Part of a data file:
-- begin --

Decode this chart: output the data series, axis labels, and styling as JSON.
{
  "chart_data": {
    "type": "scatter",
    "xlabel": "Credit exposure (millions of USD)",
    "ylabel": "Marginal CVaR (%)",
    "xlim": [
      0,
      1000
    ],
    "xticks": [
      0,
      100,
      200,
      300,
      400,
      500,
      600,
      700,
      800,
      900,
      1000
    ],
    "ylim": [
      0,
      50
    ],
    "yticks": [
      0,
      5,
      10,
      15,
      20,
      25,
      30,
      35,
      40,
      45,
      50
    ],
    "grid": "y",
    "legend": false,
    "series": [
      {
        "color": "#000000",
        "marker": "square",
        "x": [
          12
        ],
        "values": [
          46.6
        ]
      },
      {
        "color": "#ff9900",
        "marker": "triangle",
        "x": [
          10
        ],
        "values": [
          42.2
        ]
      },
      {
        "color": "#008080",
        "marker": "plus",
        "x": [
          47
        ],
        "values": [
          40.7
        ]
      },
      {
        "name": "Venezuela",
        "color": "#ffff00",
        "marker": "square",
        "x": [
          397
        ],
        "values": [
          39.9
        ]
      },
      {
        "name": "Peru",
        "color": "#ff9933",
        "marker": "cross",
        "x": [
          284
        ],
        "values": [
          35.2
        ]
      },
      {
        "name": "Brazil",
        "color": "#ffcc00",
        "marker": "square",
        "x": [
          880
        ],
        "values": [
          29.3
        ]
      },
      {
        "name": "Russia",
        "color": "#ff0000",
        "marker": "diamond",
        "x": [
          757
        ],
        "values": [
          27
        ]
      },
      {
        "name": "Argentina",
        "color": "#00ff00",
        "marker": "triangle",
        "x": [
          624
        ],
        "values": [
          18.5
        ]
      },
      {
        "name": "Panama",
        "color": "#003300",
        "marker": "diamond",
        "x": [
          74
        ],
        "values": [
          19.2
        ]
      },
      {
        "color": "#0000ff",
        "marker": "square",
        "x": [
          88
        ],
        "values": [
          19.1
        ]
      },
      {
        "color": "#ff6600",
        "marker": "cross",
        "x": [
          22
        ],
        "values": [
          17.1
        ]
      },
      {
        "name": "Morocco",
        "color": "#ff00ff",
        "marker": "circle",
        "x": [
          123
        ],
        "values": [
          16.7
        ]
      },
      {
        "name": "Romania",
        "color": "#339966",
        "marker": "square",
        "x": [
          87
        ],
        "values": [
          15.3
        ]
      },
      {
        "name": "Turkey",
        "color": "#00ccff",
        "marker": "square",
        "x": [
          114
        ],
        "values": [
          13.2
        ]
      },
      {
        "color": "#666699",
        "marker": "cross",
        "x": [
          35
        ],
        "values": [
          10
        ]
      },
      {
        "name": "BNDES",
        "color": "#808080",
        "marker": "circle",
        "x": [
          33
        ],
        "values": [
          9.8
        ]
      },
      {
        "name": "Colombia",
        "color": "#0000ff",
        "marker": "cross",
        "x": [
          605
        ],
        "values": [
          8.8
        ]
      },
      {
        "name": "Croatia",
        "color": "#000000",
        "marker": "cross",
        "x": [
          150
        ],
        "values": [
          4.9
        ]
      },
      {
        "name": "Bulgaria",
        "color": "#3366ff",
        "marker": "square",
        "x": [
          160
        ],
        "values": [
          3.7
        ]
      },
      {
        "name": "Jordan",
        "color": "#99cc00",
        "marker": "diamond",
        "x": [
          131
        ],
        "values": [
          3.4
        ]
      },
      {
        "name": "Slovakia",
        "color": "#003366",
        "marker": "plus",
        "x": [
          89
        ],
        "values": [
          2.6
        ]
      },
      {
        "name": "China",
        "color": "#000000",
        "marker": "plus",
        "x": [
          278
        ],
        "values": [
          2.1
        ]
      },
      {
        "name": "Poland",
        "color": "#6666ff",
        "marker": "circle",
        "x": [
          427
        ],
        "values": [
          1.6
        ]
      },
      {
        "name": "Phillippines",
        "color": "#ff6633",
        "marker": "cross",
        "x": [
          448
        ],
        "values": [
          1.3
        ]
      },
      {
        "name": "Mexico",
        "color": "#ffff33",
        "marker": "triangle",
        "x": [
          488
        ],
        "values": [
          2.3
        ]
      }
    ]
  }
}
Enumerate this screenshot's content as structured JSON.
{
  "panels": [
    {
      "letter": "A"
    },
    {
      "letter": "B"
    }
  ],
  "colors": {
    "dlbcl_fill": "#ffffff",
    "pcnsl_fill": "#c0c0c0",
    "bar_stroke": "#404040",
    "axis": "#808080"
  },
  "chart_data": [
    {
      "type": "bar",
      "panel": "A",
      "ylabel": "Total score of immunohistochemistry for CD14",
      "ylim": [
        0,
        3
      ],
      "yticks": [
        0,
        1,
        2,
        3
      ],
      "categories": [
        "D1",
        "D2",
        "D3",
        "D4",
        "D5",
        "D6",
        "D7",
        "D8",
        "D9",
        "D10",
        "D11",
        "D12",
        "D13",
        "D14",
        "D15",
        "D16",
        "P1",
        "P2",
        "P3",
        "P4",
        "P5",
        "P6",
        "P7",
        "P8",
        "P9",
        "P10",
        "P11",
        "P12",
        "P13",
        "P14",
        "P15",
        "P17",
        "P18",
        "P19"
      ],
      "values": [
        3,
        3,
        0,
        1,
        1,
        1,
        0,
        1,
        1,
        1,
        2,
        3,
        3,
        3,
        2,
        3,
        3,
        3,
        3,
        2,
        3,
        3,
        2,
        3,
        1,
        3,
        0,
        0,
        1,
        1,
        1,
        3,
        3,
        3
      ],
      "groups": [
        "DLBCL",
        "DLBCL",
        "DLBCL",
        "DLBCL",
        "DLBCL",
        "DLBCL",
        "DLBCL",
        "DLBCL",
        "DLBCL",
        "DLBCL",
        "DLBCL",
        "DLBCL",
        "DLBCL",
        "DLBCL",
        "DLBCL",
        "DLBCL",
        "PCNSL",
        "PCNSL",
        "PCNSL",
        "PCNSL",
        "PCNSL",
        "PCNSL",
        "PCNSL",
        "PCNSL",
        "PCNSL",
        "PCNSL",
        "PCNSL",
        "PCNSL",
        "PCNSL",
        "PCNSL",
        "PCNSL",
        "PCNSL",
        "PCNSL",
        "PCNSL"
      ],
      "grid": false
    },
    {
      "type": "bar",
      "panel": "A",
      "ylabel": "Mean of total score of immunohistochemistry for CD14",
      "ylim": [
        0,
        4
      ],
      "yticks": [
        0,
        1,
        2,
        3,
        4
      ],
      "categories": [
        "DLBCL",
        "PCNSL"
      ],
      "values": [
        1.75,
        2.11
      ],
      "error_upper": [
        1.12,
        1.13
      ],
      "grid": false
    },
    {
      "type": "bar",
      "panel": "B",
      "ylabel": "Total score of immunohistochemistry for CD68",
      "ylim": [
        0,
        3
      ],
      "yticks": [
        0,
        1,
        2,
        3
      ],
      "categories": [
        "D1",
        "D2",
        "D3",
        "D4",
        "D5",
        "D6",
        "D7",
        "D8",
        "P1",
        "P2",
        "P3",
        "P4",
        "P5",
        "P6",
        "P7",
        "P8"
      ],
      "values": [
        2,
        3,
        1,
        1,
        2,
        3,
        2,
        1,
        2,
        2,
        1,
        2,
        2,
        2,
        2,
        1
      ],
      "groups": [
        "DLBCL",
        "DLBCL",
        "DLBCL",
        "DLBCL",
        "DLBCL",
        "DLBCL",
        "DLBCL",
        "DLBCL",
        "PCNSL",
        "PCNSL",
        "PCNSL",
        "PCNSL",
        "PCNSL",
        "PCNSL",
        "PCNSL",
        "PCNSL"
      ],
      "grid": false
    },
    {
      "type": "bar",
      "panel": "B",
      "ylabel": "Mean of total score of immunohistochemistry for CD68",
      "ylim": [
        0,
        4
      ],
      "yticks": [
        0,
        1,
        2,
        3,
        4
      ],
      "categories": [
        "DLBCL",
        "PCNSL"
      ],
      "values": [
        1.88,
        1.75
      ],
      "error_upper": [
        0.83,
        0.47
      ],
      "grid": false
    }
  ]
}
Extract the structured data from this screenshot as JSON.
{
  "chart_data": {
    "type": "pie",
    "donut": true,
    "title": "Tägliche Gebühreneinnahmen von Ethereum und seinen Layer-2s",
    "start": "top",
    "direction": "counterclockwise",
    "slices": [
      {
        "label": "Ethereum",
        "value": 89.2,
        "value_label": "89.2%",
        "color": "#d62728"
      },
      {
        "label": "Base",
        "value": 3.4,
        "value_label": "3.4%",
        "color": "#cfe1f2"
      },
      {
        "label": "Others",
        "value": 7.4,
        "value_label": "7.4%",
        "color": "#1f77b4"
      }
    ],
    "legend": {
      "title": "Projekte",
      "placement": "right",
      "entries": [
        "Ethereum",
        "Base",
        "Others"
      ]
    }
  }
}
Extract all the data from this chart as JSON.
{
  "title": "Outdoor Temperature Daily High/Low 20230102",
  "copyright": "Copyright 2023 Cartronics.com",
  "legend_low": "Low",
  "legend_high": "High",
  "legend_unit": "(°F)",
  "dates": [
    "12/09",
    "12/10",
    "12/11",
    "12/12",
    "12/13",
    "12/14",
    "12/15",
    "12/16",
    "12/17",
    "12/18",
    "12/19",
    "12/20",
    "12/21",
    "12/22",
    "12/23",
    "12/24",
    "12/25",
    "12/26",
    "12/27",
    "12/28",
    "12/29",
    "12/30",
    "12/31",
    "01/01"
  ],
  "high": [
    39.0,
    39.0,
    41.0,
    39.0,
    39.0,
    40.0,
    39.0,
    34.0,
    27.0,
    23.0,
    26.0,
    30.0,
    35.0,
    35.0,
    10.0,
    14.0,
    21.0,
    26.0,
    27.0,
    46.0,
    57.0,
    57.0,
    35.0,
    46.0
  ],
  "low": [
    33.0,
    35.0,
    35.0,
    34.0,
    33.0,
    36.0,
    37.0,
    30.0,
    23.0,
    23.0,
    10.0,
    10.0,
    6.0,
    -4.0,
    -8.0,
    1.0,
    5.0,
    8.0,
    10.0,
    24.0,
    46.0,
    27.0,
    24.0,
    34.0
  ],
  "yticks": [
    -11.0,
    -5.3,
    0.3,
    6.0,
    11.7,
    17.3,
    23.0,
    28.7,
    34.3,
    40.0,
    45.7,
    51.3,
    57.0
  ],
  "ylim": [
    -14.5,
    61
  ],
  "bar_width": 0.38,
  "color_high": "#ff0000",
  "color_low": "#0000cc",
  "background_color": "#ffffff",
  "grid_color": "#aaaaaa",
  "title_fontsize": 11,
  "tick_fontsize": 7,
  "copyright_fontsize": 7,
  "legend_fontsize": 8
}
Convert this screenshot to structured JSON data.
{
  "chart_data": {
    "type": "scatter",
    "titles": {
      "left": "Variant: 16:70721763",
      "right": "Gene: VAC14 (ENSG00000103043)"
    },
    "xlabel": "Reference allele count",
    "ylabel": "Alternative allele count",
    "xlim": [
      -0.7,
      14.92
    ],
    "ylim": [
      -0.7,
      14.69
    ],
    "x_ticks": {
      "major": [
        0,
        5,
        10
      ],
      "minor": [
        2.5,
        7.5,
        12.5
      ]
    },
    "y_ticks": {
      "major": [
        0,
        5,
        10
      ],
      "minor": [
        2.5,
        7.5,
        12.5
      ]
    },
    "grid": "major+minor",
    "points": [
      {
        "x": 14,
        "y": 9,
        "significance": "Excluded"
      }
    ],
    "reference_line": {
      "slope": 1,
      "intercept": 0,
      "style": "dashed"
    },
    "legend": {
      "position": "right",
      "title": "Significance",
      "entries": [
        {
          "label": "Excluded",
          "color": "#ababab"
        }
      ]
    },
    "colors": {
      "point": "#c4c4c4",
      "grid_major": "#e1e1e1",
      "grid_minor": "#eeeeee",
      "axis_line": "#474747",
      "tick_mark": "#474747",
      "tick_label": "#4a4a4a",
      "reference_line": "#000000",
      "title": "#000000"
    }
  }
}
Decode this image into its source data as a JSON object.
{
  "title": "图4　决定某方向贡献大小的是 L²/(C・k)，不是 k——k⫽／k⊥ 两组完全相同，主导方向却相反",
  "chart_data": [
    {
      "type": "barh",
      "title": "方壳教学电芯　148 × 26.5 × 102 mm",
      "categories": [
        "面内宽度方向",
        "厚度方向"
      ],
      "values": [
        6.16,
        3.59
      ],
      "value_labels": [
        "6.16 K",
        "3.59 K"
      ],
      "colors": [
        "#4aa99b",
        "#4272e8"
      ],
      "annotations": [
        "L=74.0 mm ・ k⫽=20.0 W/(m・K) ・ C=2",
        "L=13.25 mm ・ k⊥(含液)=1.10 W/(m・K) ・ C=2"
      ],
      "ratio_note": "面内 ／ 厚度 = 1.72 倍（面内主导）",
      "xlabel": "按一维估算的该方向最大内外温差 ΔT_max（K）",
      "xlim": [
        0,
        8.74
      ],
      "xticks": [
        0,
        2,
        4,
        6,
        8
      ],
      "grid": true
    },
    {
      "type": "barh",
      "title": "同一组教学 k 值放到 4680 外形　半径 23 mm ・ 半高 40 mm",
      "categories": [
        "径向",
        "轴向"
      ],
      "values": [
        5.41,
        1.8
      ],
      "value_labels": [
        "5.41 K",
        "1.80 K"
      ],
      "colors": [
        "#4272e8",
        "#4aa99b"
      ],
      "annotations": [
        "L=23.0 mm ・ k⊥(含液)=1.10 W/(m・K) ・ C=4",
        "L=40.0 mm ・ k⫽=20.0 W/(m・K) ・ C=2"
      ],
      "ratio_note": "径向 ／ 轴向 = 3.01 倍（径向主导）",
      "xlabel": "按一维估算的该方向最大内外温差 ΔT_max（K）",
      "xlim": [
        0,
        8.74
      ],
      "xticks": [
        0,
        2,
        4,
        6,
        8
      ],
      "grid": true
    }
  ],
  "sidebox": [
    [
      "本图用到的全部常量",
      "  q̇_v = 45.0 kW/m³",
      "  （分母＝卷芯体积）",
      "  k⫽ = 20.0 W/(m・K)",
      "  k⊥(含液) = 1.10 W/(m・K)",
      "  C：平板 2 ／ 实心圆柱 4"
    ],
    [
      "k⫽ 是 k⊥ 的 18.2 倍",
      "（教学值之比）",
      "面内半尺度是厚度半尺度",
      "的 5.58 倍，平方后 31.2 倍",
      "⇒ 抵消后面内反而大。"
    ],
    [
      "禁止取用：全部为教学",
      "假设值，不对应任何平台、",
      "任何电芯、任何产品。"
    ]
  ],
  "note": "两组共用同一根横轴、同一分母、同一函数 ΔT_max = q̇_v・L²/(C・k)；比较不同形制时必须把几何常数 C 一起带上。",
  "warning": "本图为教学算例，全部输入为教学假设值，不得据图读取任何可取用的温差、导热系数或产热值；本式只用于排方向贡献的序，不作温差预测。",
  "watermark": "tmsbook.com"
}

-- end --

Short exercise
Determine how many lines of the entries above carry the string "structured", and give that number alone.

Correct result
3